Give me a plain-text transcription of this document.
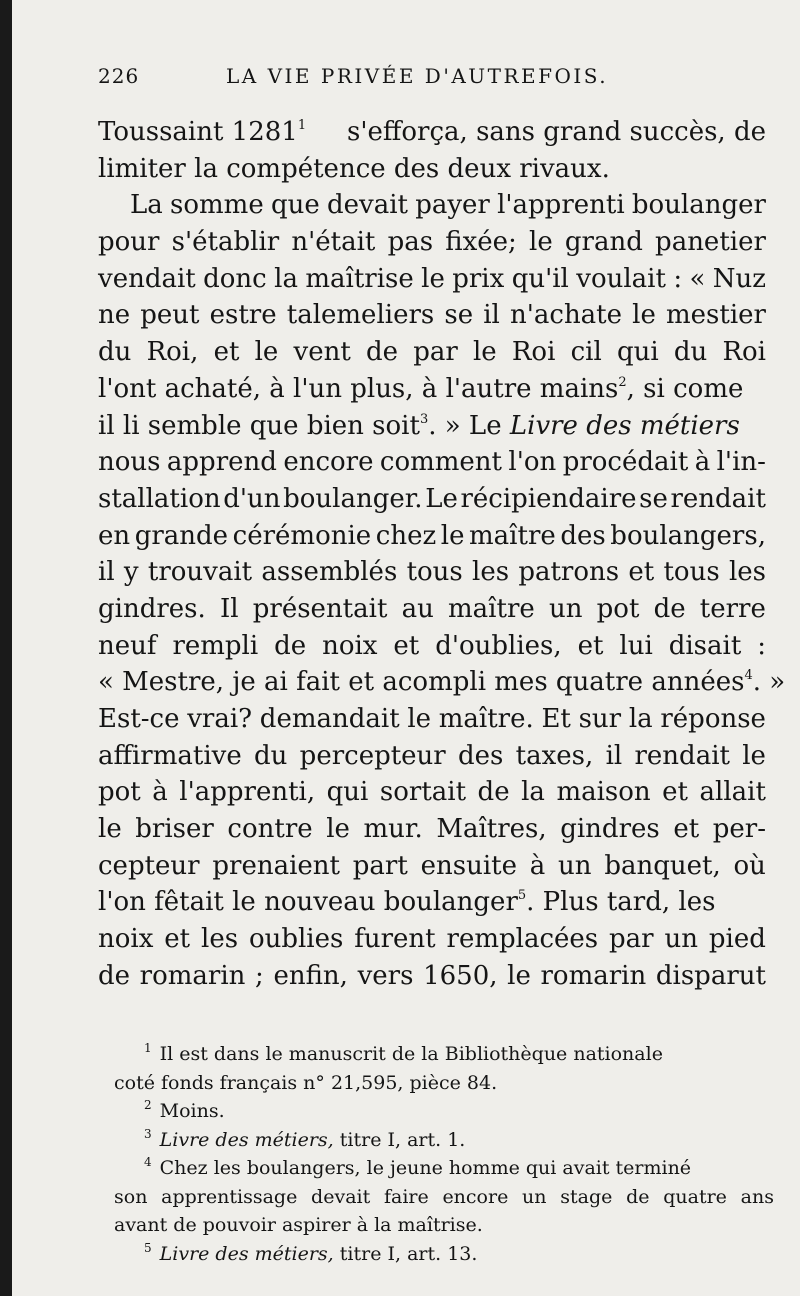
226	LA VIE PRIVÉE D'AUTREFOIS.
Toussaint 1281$^1$ s'efforça, sans grand succès, de
limiter la compétence des deux rivaux.
La somme que devait payer l'apprenti boulanger
pour s'établir n'était pas fixée; le grand panetier
vendait donc la maîtrise le prix qu'il voulait : « Nuz
ne peut estre talemeliers se il n'achate le mestier
du Roi, et le vent de par le Roi cil qui du Roi
l'ont achaté, à l'un plus, à l'autre mains$^2$, si come
il li semble que bien soit$^3$. » Le Livre des métiers
nous apprend encore comment l'on procédait à l'in-
stallation d'un boulanger. Le récipiendaire se rendait
en grande cérémonie chez le maître des boulangers,
il y trouvait assemblés tous les patrons et tous les
gindres. Il présentait au maître un pot de terre
neuf rempli de noix et d'oublies, et lui disait :
« Mestre, je ai fait et acompli mes quatre années$^4$. »
Est-ce vrai? demandait le maître. Et sur la réponse
affirmative du percepteur des taxes, il rendait le
pot à l'apprenti, qui sortait de la maison et allait
le briser contre le mur. Maîtres, gindres et per-
cepteur prenaient part ensuite à un banquet, où
l'on fêtait le nouveau boulanger$^5$. Plus tard, les
noix et les oublies furent remplacées par un pied
de romarin ; enfin, vers 1650, le romarin disparut
$^1$ Il est dans le manuscrit de la Bibliothèque nationale
coté fonds français n° 21,595, pièce 84.
$^2$ Moins.
$^3$ Livre des métiers, titre I, art. 1.
$^4$ Chez les boulangers, le jeune homme qui avait terminé
son apprentissage devait faire encore un stage de quatre ans
avant de pouvoir aspirer à la maîtrise.
$^5$ Livre des métiers, titre I, art. 13.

----

• Required work: The records above are to be reproduced exactly; the pictures are to be left out.

• Exercise response:
Give me a plain-text transcription of this document.
226	LA VIE PRIVÉE D'AUTREFOIS.
Toussaint 1281$^1$ s'efforça, sans grand succès, de
limiter la compétence des deux rivaux.
La somme que devait payer l'apprenti boulanger
pour s'établir n'était pas fixée; le grand panetier
vendait donc la maîtrise le prix qu'il voulait : « Nuz
ne peut estre talemeliers se il n'achate le mestier
du Roi, et le vent de par le Roi cil qui du Roi
l'ont achaté, à l'un plus, à l'autre mains$^2$, si come
il li semble que bien soit$^3$. » Le Livre des métiers
nous apprend encore comment l'on procédait à l'in-
stallation d'un boulanger. Le récipiendaire se rendait
en grande cérémonie chez le maître des boulangers,
il y trouvait assemblés tous les patrons et tous les
gindres. Il présentait au maître un pot de terre
neuf rempli de noix et d'oublies, et lui disait :
« Mestre, je ai fait et acompli mes quatre années$^4$. »
Est-ce vrai? demandait le maître. Et sur la réponse
affirmative du percepteur des taxes, il rendait le
pot à l'apprenti, qui sortait de la maison et allait
le briser contre le mur. Maîtres, gindres et per-
cepteur prenaient part ensuite à un banquet, où
l'on fêtait le nouveau boulanger$^5$. Plus tard, les
noix et les oublies furent remplacées par un pied
de romarin ; enfin, vers 1650, le romarin disparut
$^1$ Il est dans le manuscrit de la Bibliothèque nationale
coté fonds français n° 21,595, pièce 84.
$^2$ Moins.
$^3$ Livre des métiers, titre I, art. 1.
$^4$ Chez les boulangers, le jeune homme qui avait terminé
son apprentissage devait faire encore un stage de quatre ans
avant de pouvoir aspirer à la maîtrise.
$^5$ Livre des métiers, titre I, art. 13.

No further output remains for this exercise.